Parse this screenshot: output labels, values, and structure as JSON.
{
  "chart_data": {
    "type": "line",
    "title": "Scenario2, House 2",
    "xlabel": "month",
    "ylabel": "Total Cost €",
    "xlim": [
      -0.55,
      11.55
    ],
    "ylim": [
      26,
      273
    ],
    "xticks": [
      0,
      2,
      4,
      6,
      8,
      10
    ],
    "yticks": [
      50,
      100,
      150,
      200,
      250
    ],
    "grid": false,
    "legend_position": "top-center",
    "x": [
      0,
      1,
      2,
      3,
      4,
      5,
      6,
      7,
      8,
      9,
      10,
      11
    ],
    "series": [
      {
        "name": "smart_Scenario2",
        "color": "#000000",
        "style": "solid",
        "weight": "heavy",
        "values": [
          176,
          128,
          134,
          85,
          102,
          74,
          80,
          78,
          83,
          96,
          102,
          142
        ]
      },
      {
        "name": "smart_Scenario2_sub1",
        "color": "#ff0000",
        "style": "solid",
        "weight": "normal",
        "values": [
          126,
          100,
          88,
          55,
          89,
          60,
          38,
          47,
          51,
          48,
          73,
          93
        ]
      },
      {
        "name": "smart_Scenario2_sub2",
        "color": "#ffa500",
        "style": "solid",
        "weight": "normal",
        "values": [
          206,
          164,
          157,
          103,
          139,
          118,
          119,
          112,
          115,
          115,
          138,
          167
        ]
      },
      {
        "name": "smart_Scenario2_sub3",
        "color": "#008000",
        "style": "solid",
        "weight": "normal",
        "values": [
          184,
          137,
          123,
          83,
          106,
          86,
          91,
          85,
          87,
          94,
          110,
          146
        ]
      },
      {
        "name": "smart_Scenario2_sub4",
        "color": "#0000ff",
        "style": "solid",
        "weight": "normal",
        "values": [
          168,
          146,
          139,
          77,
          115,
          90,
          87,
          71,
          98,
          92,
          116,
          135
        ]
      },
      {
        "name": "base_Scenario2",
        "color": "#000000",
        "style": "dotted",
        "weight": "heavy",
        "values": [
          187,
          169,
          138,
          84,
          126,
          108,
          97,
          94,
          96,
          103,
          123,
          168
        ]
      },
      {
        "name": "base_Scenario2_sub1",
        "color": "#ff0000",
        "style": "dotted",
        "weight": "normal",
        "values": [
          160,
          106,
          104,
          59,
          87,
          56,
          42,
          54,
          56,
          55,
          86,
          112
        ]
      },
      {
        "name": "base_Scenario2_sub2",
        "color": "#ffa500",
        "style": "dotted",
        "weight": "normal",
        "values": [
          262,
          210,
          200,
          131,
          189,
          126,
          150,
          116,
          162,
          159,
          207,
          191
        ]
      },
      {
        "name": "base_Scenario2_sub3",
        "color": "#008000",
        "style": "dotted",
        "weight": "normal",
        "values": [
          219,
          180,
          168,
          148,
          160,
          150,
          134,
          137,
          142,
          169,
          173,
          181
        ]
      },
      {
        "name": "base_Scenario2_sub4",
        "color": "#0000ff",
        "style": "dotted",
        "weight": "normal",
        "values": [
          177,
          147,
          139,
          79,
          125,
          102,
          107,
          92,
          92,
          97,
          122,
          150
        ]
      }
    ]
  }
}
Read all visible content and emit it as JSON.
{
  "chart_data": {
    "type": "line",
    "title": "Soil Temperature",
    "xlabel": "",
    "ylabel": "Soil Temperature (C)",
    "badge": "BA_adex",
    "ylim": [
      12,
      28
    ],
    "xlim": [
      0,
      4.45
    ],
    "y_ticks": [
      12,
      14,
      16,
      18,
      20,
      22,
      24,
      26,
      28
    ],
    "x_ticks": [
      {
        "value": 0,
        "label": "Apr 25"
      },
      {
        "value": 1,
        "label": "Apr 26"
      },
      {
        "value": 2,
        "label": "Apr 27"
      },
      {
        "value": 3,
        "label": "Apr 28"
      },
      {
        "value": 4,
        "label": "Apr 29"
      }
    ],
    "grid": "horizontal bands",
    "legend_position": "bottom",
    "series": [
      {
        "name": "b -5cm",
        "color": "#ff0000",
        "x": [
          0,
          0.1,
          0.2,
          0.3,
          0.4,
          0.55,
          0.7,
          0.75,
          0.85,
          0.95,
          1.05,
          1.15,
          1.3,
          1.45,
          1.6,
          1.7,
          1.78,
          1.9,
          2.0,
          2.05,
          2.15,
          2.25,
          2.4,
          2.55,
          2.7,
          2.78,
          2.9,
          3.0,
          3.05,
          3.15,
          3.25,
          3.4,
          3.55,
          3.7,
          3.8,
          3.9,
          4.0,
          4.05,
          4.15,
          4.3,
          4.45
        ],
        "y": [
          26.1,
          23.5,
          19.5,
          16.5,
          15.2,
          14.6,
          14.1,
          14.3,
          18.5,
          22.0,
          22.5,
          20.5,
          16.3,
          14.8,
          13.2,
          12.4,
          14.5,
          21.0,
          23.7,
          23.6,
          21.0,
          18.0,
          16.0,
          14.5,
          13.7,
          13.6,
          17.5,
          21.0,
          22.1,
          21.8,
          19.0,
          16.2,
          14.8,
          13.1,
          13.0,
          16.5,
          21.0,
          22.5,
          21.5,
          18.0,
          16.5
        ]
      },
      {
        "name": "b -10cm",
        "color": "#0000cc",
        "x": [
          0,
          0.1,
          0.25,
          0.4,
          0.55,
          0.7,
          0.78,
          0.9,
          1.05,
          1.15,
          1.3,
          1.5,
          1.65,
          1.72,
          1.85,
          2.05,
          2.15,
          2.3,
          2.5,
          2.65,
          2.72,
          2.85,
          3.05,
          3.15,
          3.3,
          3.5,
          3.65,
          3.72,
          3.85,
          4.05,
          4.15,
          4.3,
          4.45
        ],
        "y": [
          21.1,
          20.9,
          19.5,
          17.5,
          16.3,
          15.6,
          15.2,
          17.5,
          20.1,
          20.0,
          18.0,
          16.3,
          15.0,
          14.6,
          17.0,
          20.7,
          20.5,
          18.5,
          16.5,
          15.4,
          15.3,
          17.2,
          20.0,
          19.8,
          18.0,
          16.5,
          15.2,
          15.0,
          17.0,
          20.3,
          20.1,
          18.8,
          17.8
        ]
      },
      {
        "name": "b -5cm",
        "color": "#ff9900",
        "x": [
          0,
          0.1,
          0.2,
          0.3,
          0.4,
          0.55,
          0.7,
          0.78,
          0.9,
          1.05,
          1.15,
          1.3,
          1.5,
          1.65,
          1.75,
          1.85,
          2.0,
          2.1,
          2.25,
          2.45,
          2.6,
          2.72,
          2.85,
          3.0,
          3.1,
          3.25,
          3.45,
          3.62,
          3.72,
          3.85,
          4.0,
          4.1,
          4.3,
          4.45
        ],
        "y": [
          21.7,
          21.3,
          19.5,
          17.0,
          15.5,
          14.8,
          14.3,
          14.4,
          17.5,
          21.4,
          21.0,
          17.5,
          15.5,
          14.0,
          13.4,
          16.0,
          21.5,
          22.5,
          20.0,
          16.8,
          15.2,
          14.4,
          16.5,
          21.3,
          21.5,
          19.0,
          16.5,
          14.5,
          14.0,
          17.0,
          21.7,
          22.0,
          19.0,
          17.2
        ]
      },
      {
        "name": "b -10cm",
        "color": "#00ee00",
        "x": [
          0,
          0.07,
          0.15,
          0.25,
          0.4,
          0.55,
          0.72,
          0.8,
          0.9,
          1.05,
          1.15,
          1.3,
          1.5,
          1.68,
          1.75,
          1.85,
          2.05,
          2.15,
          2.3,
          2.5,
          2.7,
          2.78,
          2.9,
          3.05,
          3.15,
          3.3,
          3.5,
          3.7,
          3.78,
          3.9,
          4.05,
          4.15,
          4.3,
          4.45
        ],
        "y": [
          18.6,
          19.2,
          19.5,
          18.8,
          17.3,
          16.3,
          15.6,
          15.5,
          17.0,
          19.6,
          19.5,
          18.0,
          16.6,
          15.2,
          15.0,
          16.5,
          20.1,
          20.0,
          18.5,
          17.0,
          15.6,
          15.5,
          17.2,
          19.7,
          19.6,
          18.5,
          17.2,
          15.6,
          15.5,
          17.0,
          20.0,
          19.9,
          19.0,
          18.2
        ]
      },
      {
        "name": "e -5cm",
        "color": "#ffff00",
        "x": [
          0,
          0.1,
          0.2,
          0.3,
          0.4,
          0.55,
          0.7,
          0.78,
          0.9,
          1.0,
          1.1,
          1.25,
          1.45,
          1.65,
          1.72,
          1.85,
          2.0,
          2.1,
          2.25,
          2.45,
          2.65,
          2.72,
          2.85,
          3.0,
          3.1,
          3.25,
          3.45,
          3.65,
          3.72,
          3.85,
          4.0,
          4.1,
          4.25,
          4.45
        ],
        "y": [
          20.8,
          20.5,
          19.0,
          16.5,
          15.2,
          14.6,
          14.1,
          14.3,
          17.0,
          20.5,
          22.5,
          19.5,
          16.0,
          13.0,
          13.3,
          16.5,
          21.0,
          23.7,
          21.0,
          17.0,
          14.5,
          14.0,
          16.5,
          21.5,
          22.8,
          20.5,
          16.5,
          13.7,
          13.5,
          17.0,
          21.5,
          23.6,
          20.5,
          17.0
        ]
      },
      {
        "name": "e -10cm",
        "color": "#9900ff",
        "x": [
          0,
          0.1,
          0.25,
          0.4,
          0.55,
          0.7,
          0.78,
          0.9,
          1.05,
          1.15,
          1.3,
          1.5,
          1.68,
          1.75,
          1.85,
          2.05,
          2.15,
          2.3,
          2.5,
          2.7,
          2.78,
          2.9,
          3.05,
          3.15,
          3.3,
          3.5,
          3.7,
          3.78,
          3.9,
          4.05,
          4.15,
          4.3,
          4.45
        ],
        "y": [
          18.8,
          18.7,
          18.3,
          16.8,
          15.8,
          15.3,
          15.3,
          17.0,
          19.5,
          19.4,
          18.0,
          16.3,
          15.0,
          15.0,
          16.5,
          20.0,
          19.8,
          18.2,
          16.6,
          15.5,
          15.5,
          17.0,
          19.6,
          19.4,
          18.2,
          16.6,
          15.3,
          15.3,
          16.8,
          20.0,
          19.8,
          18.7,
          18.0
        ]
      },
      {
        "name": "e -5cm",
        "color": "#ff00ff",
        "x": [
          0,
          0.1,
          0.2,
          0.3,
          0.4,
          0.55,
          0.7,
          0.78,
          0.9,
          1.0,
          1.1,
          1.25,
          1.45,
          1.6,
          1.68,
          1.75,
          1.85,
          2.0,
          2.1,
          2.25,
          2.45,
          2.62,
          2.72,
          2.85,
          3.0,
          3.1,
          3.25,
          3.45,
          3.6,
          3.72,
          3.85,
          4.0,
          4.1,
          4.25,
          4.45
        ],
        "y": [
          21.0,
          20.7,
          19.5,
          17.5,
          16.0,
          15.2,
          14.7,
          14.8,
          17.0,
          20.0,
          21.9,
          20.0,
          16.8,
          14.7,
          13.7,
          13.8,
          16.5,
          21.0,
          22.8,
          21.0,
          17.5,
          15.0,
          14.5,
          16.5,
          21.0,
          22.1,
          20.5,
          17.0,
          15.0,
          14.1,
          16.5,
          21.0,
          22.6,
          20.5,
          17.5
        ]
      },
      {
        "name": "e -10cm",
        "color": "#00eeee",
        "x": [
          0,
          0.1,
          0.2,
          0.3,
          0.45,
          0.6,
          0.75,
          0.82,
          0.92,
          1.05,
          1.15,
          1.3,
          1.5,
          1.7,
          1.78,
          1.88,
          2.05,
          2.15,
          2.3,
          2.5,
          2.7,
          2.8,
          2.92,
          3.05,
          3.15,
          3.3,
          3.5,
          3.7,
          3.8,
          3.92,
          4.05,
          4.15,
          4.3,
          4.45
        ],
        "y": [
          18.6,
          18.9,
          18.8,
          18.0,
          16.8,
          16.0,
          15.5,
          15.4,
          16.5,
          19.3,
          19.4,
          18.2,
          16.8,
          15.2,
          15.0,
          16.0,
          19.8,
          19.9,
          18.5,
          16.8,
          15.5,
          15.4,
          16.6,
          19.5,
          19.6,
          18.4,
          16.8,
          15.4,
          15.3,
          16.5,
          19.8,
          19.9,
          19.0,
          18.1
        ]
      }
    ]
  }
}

▸ **Prompt**: Which lines contain "Soil"? Copy each of them.

▸ **Complete answer**:
    "title": "Soil Temperature",
    "ylabel": "Soil Temperature (C)",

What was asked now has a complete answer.